(Figure collection entries)
====
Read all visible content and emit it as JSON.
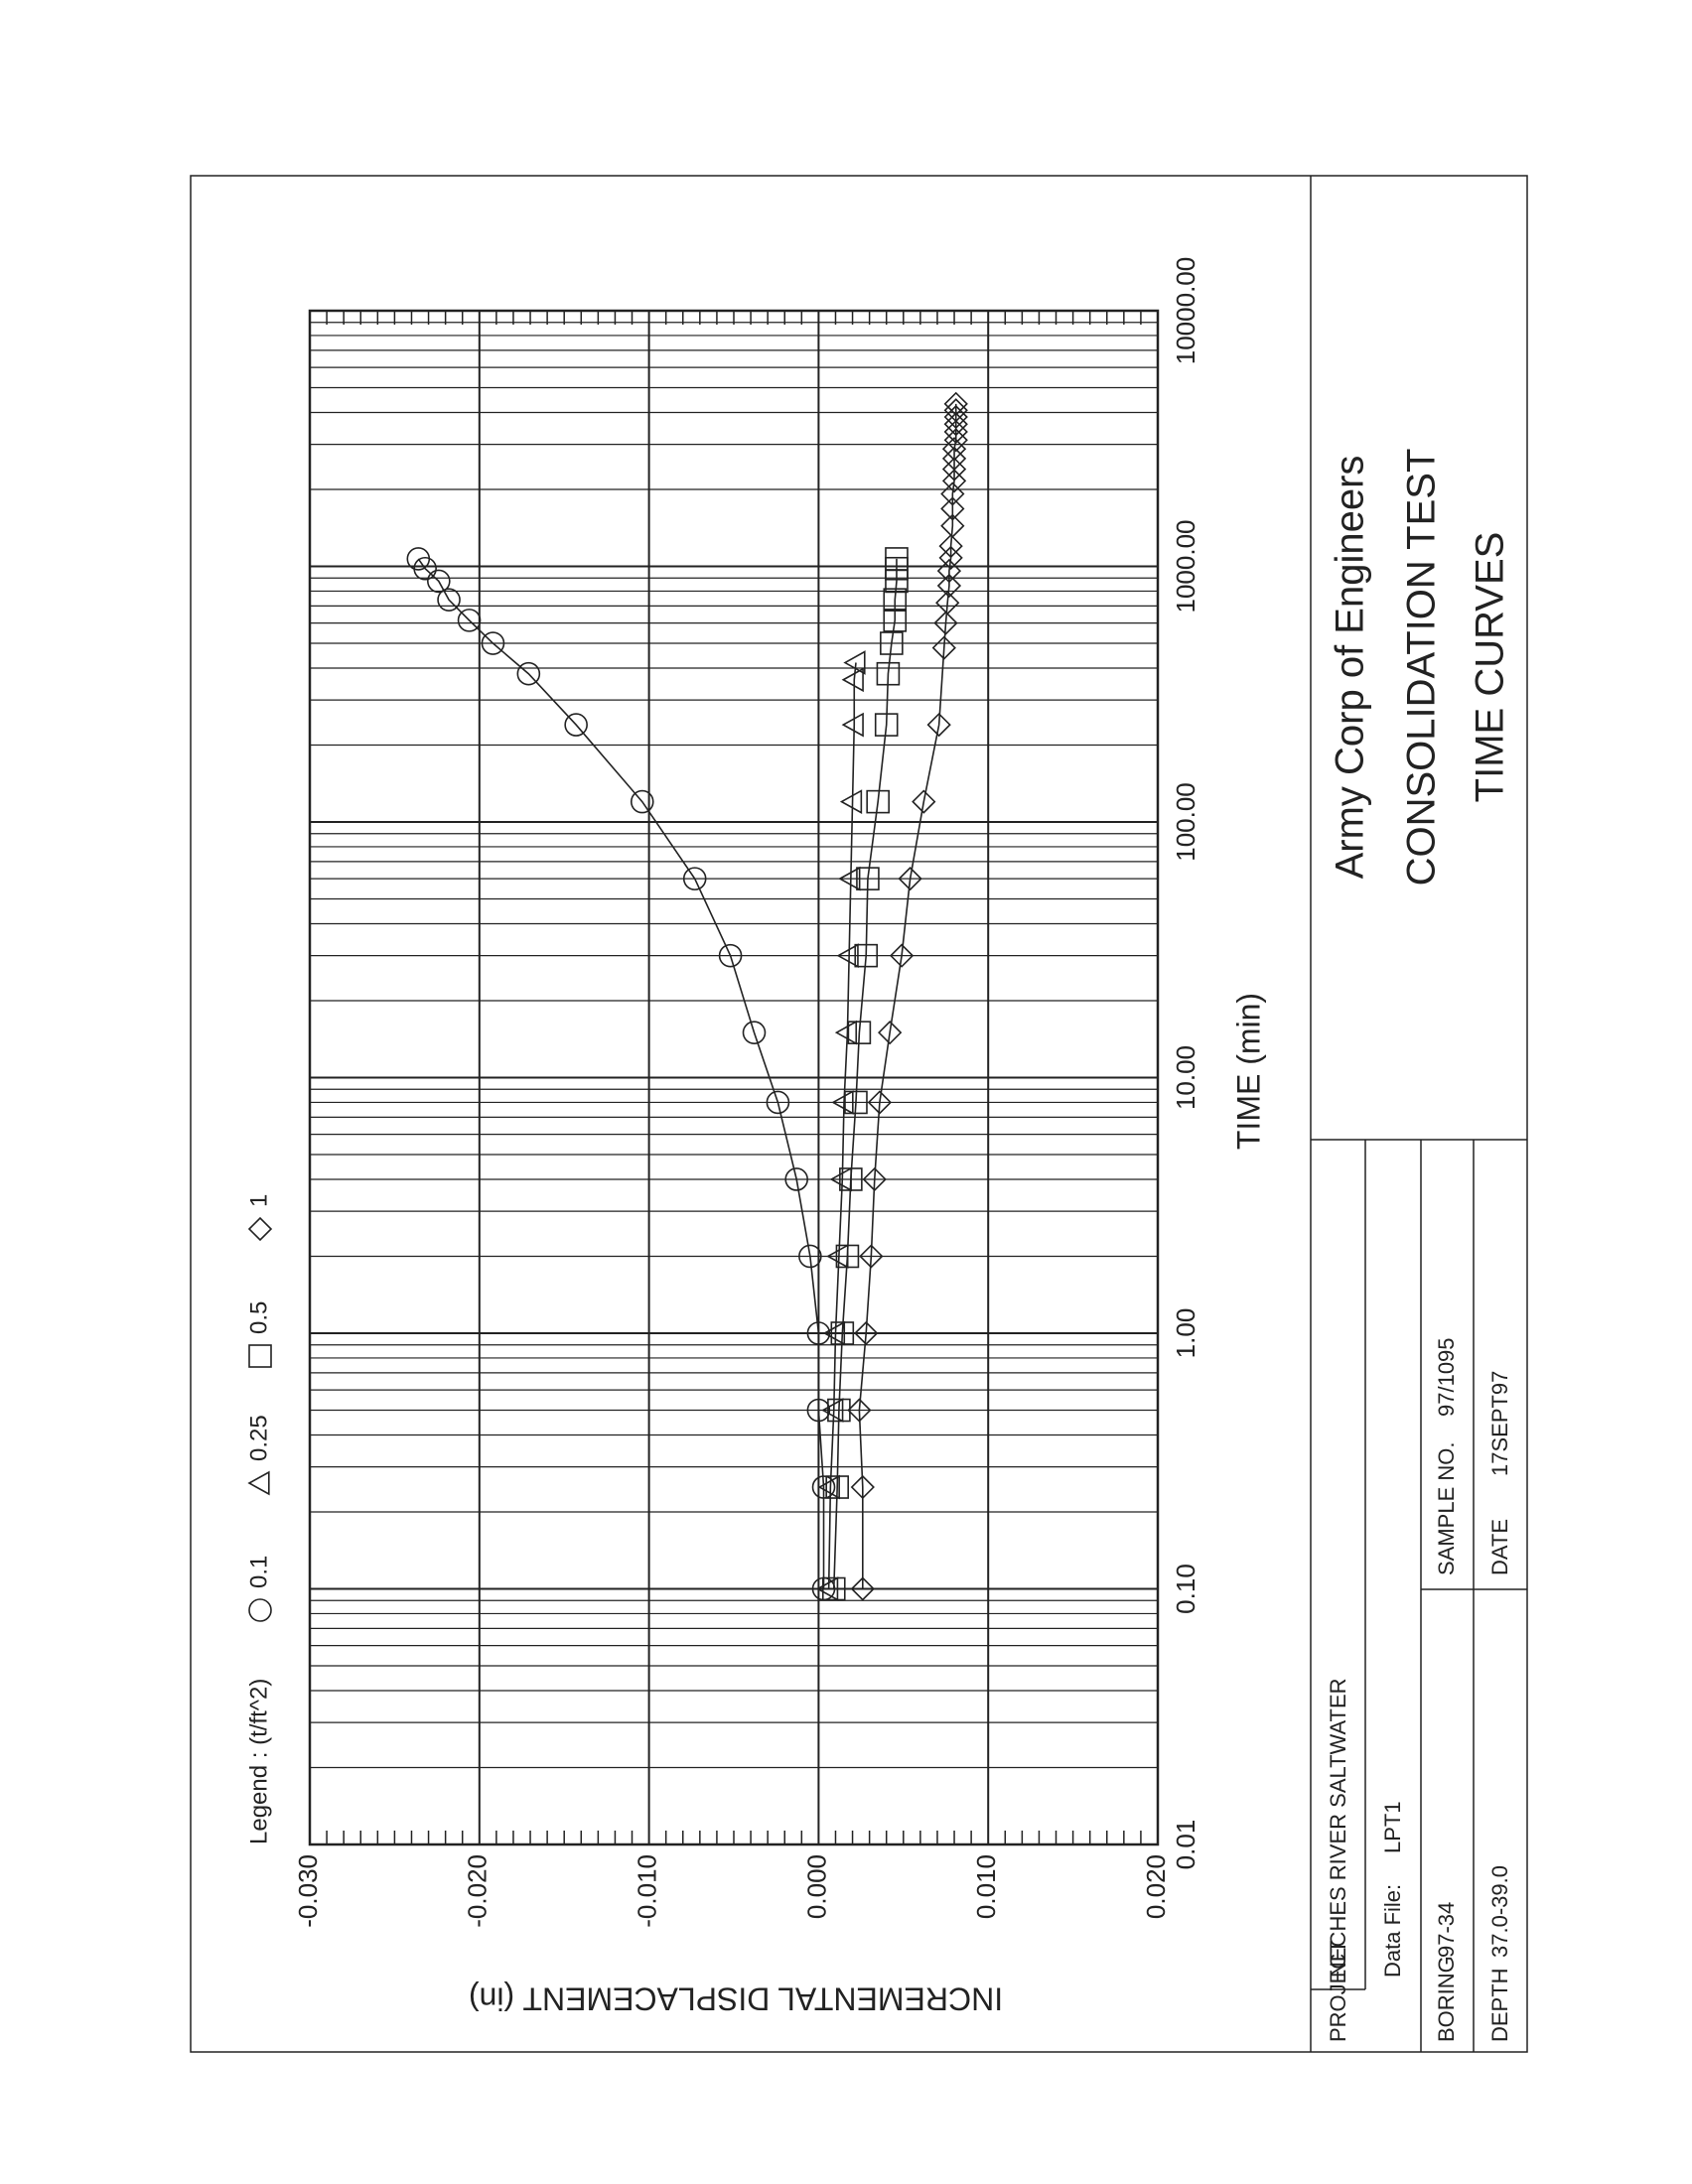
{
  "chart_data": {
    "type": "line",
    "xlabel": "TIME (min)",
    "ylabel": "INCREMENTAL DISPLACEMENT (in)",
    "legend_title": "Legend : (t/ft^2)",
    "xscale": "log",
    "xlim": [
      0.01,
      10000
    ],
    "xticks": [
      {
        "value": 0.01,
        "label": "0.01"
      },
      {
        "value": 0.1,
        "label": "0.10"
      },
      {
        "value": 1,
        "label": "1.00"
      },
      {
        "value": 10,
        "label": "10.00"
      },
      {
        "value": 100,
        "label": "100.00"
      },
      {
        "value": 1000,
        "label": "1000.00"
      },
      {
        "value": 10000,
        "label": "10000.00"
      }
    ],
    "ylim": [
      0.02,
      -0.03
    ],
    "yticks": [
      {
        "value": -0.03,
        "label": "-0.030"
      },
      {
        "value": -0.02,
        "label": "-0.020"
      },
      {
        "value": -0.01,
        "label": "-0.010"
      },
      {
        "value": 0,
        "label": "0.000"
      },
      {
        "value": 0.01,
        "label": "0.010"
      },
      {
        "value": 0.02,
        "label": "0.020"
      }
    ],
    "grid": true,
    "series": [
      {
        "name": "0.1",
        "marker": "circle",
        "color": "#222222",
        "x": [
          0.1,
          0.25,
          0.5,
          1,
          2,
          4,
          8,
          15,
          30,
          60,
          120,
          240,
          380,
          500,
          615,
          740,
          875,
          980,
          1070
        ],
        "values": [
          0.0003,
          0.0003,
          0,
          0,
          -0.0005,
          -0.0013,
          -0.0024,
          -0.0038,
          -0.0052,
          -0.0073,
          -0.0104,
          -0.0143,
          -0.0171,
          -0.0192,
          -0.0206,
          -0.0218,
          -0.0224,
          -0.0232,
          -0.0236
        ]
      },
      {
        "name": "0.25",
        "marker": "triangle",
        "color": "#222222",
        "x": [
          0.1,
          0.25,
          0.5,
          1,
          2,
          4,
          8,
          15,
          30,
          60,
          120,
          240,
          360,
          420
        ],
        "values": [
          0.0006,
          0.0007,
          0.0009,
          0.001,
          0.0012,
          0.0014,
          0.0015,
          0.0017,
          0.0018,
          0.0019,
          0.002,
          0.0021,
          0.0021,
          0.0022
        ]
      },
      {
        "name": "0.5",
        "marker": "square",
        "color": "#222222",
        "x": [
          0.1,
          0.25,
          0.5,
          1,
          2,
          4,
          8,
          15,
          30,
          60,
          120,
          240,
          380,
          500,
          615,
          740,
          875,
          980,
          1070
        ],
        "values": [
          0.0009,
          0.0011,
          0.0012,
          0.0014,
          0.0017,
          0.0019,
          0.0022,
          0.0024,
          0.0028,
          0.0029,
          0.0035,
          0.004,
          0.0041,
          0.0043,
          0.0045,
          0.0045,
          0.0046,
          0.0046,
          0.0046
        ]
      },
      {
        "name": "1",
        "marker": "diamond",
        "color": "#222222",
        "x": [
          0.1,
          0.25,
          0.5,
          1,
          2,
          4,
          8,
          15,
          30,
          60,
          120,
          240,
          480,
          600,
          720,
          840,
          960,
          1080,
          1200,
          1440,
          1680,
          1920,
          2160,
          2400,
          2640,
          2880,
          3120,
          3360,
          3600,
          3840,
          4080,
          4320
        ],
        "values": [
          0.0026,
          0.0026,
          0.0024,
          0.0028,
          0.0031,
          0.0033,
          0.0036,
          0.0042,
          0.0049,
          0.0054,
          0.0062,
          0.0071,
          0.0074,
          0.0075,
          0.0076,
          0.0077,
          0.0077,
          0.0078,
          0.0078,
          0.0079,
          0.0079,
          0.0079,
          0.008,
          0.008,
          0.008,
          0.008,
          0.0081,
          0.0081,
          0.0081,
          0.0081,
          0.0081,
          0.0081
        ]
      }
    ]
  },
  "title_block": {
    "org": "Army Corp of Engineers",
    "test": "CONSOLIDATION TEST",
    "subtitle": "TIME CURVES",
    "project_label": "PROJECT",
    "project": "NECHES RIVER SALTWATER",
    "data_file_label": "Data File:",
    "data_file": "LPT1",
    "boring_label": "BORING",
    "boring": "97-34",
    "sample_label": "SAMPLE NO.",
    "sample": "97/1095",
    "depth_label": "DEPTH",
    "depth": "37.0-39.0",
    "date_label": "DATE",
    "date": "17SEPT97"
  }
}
====
**Exercise:** Omit the pictures and output all of the other material exactly.

**Output for this task:**
Read all visible content and emit it as JSON.
{
  "chart_data": {
    "type": "line",
    "xlabel": "TIME (min)",
    "ylabel": "INCREMENTAL DISPLACEMENT (in)",
    "legend_title": "Legend : (t/ft^2)",
    "xscale": "log",
    "xlim": [
      0.01,
      10000
    ],
    "xticks": [
      {
        "value": 0.01,
        "label": "0.01"
      },
      {
        "value": 0.1,
        "label": "0.10"
      },
      {
        "value": 1,
        "label": "1.00"
      },
      {
        "value": 10,
        "label": "10.00"
      },
      {
        "value": 100,
        "label": "100.00"
      },
      {
        "value": 1000,
        "label": "1000.00"
      },
      {
        "value": 10000,
        "label": "10000.00"
      }
    ],
    "ylim": [
      0.02,
      -0.03
    ],
    "yticks": [
      {
        "value": -0.03,
        "label": "-0.030"
      },
      {
        "value": -0.02,
        "label": "-0.020"
      },
      {
        "value": -0.01,
        "label": "-0.010"
      },
      {
        "value": 0,
        "label": "0.000"
      },
      {
        "value": 0.01,
        "label": "0.010"
      },
      {
        "value": 0.02,
        "label": "0.020"
      }
    ],
    "grid": true,
    "series": [
      {
        "name": "0.1",
        "marker": "circle",
        "color": "#222222",
        "x": [
          0.1,
          0.25,
          0.5,
          1,
          2,
          4,
          8,
          15,
          30,
          60,
          120,
          240,
          380,
          500,
          615,
          740,
          875,
          980,
          1070
        ],
        "values": [
          0.0003,
          0.0003,
          0,
          0,
          -0.0005,
          -0.0013,
          -0.0024,
          -0.0038,
          -0.0052,
          -0.0073,
          -0.0104,
          -0.0143,
          -0.0171,
          -0.0192,
          -0.0206,
          -0.0218,
          -0.0224,
          -0.0232,
          -0.0236
        ]
      },
      {
        "name": "0.25",
        "marker": "triangle",
        "color": "#222222",
        "x": [
          0.1,
          0.25,
          0.5,
          1,
          2,
          4,
          8,
          15,
          30,
          60,
          120,
          240,
          360,
          420
        ],
        "values": [
          0.0006,
          0.0007,
          0.0009,
          0.001,
          0.0012,
          0.0014,
          0.0015,
          0.0017,
          0.0018,
          0.0019,
          0.002,
          0.0021,
          0.0021,
          0.0022
        ]
      },
      {
        "name": "0.5",
        "marker": "square",
        "color": "#222222",
        "x": [
          0.1,
          0.25,
          0.5,
          1,
          2,
          4,
          8,
          15,
          30,
          60,
          120,
          240,
          380,
          500,
          615,
          740,
          875,
          980,
          1070
        ],
        "values": [
          0.0009,
          0.0011,
          0.0012,
          0.0014,
          0.0017,
          0.0019,
          0.0022,
          0.0024,
          0.0028,
          0.0029,
          0.0035,
          0.004,
          0.0041,
          0.0043,
          0.0045,
          0.0045,
          0.0046,
          0.0046,
          0.0046
        ]
      },
      {
        "name": "1",
        "marker": "diamond",
        "color": "#222222",
        "x": [
          0.1,
          0.25,
          0.5,
          1,
          2,
          4,
          8,
          15,
          30,
          60,
          120,
          240,
          480,
          600,
          720,
          840,
          960,
          1080,
          1200,
          1440,
          1680,
          1920,
          2160,
          2400,
          2640,
          2880,
          3120,
          3360,
          3600,
          3840,
          4080,
          4320
        ],
        "values": [
          0.0026,
          0.0026,
          0.0024,
          0.0028,
          0.0031,
          0.0033,
          0.0036,
          0.0042,
          0.0049,
          0.0054,
          0.0062,
          0.0071,
          0.0074,
          0.0075,
          0.0076,
          0.0077,
          0.0077,
          0.0078,
          0.0078,
          0.0079,
          0.0079,
          0.0079,
          0.008,
          0.008,
          0.008,
          0.008,
          0.0081,
          0.0081,
          0.0081,
          0.0081,
          0.0081,
          0.0081
        ]
      }
    ]
  },
  "title_block": {
    "org": "Army Corp of Engineers",
    "test": "CONSOLIDATION TEST",
    "subtitle": "TIME CURVES",
    "project_label": "PROJECT",
    "project": "NECHES RIVER SALTWATER",
    "data_file_label": "Data File:",
    "data_file": "LPT1",
    "boring_label": "BORING",
    "boring": "97-34",
    "sample_label": "SAMPLE NO.",
    "sample": "97/1095",
    "depth_label": "DEPTH",
    "depth": "37.0-39.0",
    "date_label": "DATE",
    "date": "17SEPT97"
  }
}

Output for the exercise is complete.